* AVAILABLE DATA
<<<<

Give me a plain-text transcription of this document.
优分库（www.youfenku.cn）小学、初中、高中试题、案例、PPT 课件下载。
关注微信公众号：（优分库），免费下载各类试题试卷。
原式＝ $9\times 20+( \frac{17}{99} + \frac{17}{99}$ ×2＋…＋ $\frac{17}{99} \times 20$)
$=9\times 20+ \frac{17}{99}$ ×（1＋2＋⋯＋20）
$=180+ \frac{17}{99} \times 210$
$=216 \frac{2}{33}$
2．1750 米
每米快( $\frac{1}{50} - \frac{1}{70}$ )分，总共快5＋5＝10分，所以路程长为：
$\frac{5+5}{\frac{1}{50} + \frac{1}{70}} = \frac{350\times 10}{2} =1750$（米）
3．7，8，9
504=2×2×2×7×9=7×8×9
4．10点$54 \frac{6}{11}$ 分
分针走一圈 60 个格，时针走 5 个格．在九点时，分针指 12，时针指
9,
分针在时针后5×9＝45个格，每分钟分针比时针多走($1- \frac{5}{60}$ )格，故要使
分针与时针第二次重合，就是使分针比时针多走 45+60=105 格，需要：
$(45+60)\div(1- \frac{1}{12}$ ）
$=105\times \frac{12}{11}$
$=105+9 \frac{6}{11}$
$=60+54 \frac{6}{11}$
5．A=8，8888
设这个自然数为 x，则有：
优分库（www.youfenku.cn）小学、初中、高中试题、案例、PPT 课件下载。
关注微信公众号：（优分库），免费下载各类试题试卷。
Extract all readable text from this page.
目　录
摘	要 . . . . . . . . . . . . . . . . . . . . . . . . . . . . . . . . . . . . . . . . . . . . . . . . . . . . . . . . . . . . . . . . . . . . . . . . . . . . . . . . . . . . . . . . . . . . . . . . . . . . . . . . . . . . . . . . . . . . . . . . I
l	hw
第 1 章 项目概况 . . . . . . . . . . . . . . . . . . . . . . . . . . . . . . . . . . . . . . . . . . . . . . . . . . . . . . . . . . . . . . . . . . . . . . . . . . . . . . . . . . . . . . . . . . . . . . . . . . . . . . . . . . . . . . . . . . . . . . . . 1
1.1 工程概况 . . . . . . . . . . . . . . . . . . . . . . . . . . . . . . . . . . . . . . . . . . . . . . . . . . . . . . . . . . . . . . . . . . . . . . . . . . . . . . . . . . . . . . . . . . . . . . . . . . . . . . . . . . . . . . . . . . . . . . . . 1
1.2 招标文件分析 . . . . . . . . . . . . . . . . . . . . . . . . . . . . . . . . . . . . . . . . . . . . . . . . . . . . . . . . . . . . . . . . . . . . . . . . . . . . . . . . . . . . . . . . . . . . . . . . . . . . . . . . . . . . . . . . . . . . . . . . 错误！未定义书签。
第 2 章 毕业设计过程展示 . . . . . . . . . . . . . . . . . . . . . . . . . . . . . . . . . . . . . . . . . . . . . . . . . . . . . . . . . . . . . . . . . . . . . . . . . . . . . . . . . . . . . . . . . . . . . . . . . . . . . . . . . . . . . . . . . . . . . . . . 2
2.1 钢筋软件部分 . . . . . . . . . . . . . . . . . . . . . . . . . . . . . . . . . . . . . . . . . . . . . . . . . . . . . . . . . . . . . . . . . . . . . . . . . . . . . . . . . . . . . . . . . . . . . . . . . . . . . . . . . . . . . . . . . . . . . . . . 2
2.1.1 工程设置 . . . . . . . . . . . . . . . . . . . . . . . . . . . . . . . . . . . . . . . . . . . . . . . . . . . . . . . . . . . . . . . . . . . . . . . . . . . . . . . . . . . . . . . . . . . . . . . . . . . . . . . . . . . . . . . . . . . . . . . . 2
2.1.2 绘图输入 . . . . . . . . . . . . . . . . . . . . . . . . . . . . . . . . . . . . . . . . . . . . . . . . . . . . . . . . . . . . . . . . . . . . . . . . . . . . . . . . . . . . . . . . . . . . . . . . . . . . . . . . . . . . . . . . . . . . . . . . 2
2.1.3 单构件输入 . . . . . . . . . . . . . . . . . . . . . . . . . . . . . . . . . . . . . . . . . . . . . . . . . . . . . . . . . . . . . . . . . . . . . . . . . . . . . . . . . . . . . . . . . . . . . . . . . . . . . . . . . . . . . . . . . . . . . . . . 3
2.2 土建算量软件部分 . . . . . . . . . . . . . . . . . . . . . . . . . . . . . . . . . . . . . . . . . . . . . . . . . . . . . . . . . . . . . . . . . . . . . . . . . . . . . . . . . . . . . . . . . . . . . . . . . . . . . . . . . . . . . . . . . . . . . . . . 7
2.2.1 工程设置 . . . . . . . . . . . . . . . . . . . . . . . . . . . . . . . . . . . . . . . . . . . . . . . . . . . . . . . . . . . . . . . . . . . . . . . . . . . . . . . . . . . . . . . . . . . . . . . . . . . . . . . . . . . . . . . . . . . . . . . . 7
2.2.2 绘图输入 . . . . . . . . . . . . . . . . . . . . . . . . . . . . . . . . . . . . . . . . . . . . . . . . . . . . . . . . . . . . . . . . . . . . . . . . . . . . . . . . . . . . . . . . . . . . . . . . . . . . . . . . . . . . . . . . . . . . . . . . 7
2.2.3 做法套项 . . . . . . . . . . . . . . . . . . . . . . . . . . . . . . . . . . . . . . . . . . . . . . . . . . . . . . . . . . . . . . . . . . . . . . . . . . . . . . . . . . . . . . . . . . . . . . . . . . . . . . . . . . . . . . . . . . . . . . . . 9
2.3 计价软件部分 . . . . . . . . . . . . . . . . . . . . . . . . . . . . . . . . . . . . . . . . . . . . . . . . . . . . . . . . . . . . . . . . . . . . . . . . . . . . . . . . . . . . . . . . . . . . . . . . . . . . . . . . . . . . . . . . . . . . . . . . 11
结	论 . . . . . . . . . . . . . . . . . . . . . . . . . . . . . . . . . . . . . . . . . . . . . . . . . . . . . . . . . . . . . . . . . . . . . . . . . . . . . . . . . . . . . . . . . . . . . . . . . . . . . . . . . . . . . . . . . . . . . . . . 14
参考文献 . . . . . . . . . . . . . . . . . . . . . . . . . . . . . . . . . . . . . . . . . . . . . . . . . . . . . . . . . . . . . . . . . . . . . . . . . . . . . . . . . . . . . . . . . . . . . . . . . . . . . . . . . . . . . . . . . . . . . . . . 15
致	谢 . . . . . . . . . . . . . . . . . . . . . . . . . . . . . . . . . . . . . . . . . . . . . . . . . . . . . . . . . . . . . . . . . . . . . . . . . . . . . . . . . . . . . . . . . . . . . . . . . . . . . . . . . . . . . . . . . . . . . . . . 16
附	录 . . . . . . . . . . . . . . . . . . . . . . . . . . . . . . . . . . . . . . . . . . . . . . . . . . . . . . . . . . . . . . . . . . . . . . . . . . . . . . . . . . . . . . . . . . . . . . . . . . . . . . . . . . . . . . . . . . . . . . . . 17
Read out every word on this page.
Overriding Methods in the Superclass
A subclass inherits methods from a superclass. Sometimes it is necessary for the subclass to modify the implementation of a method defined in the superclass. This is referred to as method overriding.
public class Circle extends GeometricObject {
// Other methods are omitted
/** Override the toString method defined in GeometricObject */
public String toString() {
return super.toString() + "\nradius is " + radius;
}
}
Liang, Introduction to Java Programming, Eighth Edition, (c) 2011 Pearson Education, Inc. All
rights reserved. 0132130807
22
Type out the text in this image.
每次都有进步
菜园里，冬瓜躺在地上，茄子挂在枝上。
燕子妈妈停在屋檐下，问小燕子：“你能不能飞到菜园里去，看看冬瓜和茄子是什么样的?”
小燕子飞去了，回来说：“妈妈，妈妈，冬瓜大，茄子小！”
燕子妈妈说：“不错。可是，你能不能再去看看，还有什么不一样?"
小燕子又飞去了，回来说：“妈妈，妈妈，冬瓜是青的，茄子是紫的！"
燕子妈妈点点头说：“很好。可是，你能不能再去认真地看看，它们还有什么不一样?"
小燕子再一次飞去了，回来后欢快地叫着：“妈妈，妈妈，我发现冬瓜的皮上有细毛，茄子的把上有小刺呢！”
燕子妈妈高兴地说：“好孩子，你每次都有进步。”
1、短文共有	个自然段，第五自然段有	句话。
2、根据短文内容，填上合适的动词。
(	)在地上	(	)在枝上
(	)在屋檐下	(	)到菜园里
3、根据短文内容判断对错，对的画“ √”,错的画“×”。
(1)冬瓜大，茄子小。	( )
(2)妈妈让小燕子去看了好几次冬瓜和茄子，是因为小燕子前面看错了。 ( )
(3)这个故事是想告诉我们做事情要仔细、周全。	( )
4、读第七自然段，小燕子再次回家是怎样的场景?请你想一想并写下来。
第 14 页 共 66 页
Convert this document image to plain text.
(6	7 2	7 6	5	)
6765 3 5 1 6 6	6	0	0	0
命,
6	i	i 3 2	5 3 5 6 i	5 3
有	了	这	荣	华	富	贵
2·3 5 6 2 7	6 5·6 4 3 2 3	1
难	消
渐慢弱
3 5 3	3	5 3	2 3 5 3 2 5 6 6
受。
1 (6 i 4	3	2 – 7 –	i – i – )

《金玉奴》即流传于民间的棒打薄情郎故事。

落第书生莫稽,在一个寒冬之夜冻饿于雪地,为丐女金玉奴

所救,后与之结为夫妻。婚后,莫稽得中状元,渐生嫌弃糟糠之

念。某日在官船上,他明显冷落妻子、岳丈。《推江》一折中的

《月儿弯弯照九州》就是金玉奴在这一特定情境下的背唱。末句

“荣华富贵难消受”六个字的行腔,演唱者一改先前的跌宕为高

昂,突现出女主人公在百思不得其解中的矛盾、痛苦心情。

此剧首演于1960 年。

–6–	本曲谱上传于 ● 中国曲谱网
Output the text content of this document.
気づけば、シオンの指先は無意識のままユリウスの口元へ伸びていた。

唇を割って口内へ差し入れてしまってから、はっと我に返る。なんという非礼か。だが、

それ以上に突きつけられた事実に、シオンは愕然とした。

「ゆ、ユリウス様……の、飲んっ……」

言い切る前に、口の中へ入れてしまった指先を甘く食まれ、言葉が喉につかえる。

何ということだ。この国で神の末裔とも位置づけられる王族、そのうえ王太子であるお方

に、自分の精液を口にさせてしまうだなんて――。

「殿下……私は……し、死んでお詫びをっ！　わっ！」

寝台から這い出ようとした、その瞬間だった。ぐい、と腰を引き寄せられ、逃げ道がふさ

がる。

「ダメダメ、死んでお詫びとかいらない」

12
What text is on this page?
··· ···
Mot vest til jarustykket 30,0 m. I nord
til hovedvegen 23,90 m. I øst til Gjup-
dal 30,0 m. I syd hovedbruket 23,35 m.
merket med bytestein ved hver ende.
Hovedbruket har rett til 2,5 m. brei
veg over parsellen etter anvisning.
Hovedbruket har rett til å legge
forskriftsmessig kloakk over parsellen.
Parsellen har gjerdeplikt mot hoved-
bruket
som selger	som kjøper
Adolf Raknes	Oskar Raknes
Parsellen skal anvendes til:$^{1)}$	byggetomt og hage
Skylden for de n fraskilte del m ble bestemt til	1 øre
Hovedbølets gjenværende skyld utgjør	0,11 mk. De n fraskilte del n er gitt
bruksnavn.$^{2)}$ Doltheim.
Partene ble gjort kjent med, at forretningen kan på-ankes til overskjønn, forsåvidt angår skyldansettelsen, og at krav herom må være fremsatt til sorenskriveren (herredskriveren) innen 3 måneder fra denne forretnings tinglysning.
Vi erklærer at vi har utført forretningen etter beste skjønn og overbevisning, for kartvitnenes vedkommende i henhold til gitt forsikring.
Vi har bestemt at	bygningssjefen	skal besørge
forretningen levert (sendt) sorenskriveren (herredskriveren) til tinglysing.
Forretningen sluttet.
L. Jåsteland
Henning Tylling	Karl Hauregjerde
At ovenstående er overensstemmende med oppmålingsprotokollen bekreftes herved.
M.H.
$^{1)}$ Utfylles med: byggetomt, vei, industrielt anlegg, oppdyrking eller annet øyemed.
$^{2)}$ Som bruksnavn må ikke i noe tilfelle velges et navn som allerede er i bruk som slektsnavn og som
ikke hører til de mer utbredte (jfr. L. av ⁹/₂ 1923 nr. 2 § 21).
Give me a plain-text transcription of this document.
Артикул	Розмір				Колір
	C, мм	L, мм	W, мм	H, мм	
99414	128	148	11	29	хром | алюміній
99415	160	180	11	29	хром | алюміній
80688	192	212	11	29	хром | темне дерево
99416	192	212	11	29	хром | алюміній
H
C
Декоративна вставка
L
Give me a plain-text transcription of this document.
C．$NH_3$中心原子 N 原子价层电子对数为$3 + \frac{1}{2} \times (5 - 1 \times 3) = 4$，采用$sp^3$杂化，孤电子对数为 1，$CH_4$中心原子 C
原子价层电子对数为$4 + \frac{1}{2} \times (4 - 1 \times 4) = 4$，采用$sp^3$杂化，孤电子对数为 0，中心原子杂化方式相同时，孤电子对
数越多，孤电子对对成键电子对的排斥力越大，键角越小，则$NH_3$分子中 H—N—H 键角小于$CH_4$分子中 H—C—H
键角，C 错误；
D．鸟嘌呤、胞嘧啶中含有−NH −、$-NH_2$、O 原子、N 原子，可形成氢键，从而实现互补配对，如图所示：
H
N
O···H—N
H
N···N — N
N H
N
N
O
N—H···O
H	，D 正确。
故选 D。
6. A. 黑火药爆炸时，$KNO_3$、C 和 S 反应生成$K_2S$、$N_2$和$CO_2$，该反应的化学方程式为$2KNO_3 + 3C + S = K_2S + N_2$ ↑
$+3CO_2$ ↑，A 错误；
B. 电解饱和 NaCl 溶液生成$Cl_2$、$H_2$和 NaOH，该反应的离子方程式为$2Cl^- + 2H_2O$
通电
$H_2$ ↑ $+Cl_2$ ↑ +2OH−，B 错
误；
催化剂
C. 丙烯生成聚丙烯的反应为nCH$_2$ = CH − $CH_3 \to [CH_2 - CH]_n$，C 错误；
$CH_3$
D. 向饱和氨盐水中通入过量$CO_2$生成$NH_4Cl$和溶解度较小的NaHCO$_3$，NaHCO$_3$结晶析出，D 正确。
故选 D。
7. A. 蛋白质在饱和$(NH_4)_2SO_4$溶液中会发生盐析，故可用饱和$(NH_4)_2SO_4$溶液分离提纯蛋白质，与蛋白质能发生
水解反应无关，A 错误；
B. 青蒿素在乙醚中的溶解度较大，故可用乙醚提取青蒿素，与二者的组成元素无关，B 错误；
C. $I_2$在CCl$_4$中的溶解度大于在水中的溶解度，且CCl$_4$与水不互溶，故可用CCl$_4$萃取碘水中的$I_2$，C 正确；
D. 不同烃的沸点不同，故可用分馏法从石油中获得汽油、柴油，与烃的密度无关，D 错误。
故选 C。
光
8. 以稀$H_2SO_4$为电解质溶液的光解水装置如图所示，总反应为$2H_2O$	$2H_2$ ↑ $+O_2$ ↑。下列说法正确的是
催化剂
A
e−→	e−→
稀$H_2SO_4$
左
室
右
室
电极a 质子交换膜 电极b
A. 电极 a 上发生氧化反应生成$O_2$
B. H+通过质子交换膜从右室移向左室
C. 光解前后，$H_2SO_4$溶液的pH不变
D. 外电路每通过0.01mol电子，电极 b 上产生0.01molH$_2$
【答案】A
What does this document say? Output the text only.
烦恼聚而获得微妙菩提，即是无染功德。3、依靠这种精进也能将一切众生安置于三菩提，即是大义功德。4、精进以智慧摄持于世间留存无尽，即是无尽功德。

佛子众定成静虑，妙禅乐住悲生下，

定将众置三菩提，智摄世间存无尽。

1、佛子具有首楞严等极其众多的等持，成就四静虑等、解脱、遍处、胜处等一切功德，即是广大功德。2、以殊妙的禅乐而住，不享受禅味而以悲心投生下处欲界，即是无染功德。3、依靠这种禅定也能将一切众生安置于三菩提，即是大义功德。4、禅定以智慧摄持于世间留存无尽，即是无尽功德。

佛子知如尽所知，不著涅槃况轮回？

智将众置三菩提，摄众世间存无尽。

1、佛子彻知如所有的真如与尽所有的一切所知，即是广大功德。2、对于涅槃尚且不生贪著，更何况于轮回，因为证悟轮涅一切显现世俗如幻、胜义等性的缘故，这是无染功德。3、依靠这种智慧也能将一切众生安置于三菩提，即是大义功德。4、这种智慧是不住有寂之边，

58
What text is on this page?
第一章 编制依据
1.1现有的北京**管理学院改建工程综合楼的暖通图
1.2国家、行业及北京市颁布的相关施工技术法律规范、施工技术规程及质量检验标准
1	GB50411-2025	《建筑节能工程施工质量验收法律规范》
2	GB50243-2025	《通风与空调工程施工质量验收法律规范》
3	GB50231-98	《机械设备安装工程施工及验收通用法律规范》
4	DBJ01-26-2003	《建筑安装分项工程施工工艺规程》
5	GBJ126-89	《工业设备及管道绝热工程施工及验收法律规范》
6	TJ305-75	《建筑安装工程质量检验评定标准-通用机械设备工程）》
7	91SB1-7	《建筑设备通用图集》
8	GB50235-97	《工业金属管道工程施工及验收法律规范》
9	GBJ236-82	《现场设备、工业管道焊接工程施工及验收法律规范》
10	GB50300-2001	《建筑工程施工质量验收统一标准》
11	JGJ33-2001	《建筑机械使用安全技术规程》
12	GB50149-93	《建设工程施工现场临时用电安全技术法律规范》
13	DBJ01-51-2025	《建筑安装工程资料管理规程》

>>>>

* SET PROBLEM
Out of the preceding entries, pull every line containing the string "хром".

* WRITTEN REPLY
99414	128	148	11	29	хром | алюміній
99415	160	180	11	29	хром | алюміній
80688	192	212	11	29	хром | темне дерево
99416	192	212	11	29	хром | алюміній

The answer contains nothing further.